* EXTRACTED DATA:
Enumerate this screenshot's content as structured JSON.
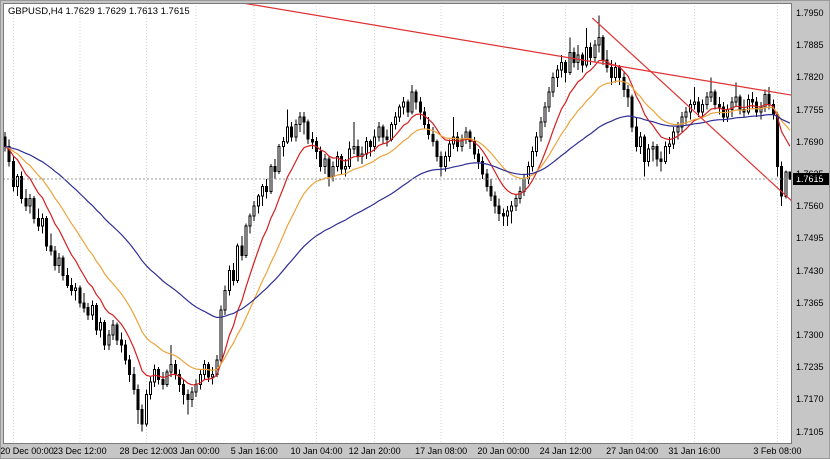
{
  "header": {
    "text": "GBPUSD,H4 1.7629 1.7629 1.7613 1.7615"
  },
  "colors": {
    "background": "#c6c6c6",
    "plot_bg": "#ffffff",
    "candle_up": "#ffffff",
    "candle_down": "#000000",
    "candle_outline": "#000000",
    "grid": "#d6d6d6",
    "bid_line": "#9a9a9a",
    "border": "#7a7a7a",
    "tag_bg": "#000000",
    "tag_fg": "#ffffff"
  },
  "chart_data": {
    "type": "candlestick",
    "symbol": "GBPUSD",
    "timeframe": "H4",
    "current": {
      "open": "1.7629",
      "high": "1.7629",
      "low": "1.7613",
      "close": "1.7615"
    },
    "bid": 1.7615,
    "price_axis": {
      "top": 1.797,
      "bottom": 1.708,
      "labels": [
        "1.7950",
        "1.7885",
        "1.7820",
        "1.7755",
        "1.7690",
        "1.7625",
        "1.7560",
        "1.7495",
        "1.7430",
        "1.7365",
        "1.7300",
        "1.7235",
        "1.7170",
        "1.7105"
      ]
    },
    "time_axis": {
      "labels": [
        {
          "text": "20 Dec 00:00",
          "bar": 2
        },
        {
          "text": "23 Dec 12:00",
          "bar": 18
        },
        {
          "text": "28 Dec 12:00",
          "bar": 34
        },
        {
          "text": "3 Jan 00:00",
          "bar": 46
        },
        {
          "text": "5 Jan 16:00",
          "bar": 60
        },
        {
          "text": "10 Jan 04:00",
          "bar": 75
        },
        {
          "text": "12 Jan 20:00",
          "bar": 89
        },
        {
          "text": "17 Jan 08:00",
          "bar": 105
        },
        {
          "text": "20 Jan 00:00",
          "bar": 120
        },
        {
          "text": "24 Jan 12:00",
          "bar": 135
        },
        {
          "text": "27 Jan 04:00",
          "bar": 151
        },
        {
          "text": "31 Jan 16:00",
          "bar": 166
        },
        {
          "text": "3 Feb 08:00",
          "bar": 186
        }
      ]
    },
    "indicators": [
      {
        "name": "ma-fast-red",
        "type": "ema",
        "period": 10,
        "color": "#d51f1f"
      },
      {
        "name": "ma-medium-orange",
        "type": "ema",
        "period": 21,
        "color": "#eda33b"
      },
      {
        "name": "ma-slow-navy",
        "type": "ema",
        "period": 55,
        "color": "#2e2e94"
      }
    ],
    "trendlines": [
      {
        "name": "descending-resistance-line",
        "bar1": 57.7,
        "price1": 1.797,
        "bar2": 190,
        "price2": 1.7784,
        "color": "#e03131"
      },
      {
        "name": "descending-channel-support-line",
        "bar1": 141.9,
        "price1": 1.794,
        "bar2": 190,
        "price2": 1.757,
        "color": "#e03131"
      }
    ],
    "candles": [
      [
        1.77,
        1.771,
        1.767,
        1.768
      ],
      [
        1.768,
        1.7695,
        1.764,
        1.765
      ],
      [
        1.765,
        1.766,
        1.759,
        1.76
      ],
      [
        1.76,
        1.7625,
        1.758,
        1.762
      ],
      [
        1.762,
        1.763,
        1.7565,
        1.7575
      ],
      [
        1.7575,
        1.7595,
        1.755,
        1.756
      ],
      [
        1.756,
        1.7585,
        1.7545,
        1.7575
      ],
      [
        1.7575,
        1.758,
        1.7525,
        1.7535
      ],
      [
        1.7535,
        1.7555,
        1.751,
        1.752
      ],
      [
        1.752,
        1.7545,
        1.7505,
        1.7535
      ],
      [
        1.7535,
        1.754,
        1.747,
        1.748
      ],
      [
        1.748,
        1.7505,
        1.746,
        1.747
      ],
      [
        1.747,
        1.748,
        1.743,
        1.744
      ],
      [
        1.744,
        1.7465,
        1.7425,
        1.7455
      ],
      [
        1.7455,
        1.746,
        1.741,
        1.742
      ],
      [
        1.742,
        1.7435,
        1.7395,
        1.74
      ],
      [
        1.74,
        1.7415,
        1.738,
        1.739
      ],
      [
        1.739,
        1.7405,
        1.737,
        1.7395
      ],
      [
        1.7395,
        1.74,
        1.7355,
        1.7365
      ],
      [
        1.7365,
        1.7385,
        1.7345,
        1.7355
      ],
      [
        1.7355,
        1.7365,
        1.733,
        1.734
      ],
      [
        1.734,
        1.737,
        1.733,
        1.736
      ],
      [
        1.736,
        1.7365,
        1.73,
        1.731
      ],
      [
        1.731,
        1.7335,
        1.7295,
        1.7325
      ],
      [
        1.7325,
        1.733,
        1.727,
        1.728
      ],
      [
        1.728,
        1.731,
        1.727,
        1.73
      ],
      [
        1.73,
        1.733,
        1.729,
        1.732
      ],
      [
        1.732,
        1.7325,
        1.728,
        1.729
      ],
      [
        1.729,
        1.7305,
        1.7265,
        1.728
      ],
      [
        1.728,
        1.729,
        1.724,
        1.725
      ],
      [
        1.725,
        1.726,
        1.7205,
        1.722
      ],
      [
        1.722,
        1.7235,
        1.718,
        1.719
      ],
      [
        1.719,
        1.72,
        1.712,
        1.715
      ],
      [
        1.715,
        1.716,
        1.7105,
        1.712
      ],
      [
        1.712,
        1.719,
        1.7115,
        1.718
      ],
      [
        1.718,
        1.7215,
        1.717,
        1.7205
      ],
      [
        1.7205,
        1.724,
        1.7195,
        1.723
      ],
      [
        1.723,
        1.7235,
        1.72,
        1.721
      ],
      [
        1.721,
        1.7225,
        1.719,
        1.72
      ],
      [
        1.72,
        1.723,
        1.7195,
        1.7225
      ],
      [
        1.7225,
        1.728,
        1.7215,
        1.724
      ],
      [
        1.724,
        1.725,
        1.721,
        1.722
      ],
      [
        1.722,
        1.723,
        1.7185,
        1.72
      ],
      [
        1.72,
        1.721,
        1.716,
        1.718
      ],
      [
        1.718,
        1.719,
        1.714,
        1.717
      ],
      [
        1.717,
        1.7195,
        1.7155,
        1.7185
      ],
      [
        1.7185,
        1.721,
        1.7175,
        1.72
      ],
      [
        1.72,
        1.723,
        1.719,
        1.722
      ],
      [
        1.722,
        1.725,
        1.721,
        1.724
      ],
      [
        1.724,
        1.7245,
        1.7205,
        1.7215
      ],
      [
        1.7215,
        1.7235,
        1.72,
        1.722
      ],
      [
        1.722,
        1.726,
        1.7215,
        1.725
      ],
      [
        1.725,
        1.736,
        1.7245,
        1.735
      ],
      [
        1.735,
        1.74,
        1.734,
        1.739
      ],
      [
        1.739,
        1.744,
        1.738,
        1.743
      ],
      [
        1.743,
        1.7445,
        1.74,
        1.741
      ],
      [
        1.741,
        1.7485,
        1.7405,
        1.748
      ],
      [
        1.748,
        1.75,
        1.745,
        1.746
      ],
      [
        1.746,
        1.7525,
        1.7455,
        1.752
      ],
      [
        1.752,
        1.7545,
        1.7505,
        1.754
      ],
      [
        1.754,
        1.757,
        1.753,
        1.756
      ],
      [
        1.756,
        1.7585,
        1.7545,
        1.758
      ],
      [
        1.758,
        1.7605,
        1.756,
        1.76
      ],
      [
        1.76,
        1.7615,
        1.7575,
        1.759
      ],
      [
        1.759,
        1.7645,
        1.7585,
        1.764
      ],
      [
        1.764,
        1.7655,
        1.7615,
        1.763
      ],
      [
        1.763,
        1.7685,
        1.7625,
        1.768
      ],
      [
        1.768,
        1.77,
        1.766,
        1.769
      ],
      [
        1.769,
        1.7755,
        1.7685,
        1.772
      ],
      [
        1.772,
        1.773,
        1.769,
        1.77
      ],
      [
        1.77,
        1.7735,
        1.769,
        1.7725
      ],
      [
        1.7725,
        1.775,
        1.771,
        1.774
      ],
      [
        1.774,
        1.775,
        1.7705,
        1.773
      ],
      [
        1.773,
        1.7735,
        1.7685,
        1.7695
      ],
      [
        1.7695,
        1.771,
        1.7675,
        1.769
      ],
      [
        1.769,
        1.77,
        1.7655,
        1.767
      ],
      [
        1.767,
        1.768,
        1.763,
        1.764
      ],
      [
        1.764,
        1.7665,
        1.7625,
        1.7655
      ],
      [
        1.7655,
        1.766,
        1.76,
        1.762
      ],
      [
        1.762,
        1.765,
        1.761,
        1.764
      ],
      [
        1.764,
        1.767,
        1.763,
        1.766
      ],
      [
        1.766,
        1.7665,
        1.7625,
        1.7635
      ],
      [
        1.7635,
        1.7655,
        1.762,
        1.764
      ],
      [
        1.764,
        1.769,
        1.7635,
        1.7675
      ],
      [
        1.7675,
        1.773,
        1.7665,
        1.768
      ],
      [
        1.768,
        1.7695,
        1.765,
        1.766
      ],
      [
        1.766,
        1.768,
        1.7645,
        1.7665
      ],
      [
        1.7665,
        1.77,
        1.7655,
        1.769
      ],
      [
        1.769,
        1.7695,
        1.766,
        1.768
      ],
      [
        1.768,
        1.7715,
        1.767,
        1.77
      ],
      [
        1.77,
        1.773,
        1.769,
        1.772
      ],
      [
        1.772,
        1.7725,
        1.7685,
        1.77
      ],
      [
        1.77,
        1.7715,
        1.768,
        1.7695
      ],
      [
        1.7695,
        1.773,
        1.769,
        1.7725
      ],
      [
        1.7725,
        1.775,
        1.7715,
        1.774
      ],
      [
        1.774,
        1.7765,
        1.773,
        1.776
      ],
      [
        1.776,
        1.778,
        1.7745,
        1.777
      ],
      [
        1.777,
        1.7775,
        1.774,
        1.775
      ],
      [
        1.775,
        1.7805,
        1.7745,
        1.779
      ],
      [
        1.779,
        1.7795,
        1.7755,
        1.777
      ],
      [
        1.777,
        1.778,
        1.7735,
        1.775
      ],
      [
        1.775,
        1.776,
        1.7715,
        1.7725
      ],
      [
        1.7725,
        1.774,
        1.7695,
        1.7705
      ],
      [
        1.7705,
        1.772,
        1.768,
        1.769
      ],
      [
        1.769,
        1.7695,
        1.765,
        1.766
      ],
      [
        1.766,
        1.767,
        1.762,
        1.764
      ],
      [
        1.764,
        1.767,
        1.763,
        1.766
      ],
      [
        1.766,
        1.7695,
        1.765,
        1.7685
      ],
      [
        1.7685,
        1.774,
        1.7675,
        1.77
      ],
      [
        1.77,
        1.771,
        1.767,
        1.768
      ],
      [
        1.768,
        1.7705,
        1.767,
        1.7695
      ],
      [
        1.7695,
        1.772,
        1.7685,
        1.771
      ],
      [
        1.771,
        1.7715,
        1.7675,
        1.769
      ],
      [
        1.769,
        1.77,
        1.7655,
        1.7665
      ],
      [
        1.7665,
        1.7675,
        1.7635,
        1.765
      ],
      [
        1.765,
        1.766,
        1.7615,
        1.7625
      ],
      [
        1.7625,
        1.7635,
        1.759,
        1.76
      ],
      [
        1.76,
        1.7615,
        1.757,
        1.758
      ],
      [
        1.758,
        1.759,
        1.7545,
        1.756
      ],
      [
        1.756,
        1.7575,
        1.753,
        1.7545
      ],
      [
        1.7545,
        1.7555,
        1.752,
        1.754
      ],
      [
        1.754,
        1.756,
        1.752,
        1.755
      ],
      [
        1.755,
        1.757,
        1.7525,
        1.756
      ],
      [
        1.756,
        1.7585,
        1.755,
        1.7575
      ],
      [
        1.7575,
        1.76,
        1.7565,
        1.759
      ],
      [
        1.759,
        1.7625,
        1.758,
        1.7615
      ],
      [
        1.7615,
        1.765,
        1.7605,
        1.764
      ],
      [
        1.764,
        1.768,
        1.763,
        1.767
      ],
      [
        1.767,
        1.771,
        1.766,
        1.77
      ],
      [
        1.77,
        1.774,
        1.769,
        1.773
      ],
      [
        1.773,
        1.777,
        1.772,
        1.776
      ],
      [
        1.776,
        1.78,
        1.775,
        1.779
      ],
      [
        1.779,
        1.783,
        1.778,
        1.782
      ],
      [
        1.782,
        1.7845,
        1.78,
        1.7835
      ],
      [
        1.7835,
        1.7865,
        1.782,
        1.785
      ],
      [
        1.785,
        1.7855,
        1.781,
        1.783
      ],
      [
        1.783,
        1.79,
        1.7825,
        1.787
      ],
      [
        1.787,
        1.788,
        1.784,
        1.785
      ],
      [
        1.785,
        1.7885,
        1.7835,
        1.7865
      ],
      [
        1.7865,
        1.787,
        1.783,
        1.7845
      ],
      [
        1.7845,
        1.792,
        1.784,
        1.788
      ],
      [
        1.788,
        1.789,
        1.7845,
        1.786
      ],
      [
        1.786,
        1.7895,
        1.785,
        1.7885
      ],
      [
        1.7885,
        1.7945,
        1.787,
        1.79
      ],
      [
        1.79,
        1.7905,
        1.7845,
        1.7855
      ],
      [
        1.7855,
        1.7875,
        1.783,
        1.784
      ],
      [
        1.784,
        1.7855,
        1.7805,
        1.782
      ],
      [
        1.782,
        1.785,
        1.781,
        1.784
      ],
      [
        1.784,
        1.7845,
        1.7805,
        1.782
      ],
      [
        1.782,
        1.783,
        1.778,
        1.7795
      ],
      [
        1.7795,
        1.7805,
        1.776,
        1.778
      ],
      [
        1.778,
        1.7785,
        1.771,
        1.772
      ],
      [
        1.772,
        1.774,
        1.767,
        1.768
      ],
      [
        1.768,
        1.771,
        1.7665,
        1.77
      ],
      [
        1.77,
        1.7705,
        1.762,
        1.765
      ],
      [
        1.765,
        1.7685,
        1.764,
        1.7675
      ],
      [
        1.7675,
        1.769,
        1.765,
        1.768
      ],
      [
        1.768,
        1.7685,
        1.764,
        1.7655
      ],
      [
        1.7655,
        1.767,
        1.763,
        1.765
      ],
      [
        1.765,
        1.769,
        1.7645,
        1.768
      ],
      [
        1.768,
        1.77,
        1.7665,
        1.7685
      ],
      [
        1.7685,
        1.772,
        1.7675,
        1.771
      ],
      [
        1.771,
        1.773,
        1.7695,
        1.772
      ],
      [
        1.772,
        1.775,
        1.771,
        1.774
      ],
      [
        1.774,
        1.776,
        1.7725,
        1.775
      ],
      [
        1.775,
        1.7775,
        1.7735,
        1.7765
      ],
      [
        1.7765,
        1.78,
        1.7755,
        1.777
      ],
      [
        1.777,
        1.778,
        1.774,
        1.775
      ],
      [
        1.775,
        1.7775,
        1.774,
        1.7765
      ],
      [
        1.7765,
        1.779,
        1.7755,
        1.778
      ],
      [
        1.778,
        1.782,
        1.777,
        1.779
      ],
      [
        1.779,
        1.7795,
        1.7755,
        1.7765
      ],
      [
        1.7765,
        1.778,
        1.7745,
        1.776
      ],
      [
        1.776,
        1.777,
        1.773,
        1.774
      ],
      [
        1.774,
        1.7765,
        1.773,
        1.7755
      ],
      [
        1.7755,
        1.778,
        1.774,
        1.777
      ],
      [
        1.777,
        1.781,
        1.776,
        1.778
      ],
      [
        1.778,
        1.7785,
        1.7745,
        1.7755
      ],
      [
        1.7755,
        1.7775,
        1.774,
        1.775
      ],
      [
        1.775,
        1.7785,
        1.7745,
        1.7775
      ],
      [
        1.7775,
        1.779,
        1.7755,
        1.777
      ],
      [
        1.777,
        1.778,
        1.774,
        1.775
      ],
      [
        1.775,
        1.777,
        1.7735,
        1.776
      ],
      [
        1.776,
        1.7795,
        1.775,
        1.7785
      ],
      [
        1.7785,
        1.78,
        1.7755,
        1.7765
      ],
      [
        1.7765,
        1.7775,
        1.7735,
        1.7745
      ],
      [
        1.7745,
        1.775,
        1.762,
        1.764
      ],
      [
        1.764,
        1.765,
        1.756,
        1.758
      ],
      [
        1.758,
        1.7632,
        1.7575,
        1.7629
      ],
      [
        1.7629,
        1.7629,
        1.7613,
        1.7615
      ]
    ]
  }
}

* PROBLEM TO SOLVE: In the records shown above, how many lines include the word "descending"? Answer with the number only.

* SOLUTION TO THE PROBLEM: 2